[Task to complete] Using the records below, count the lines with "редакции" in them. Give the number only.
□ □ □ □ □
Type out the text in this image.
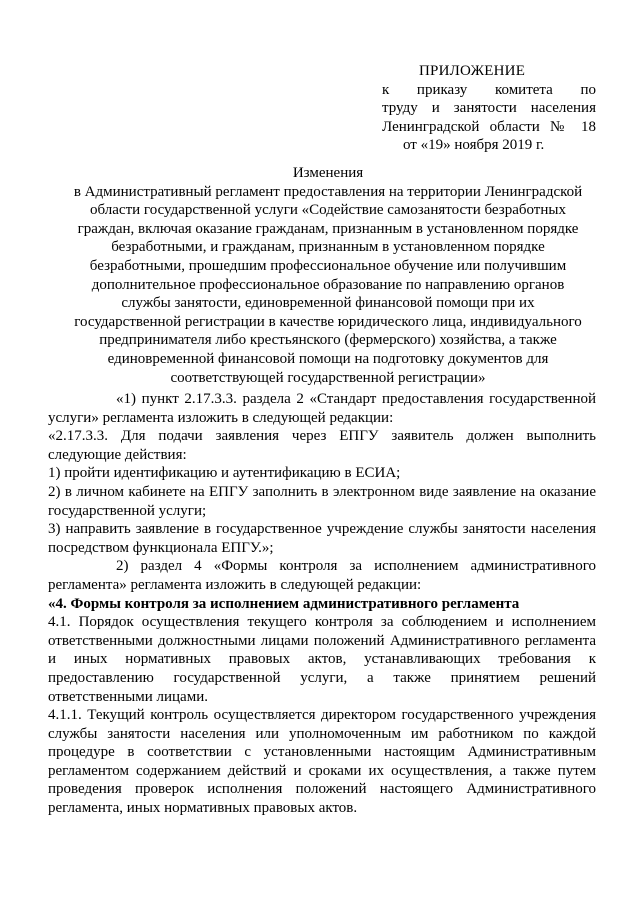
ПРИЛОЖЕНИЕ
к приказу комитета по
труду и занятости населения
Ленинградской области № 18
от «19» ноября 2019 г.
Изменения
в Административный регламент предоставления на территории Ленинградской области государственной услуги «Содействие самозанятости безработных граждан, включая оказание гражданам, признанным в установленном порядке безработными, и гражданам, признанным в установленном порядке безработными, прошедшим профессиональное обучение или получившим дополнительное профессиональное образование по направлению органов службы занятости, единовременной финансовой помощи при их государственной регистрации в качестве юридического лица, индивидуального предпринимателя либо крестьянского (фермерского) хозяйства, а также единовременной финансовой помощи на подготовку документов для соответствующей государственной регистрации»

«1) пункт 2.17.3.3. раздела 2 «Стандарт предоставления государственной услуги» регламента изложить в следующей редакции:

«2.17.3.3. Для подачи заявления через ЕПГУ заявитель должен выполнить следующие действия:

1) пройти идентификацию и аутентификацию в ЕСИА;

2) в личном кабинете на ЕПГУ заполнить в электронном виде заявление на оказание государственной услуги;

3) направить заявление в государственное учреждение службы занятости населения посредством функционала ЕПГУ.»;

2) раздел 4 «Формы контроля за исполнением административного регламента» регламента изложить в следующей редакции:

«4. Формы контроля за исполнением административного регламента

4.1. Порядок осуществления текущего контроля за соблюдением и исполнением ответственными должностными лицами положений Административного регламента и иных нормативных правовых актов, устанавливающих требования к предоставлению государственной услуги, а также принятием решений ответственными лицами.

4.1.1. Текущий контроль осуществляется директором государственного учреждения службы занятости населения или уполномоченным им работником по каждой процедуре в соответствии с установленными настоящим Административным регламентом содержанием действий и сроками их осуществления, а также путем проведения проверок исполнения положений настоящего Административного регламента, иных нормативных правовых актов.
□ □ □ □ □
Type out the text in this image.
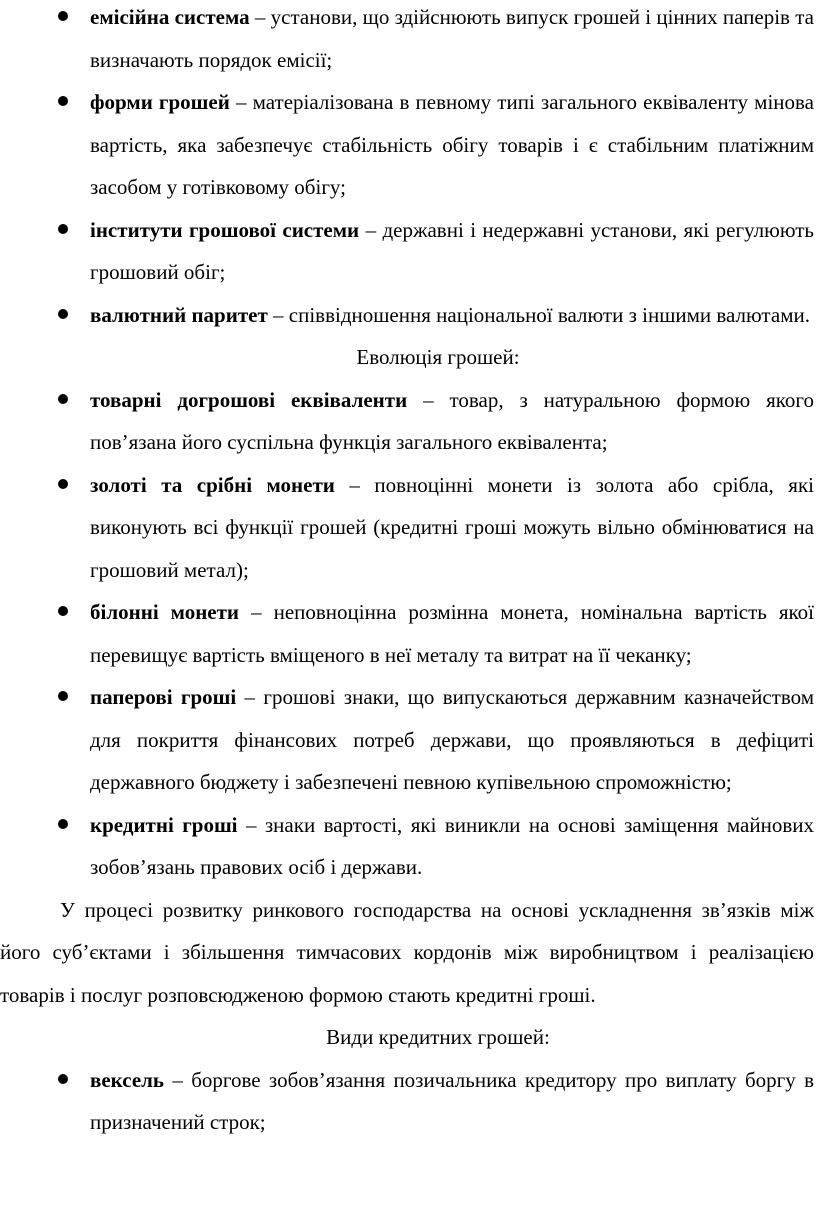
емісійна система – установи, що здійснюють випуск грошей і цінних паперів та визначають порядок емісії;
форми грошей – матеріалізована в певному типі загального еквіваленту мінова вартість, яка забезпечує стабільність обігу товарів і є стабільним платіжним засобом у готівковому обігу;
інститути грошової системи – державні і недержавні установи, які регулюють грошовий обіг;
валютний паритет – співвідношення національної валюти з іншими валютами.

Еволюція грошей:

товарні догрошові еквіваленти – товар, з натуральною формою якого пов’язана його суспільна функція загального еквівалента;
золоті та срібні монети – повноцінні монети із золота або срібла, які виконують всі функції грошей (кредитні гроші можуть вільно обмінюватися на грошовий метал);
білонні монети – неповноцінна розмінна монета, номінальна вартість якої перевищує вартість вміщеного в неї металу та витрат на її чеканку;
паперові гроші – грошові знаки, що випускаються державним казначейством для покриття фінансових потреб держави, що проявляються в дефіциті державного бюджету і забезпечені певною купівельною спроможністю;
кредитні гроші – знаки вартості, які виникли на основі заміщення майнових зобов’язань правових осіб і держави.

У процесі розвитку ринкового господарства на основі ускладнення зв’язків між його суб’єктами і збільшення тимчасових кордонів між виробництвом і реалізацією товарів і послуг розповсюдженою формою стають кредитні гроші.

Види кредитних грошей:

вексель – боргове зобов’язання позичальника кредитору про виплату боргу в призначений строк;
□ □ □ □ □
[Result below] 2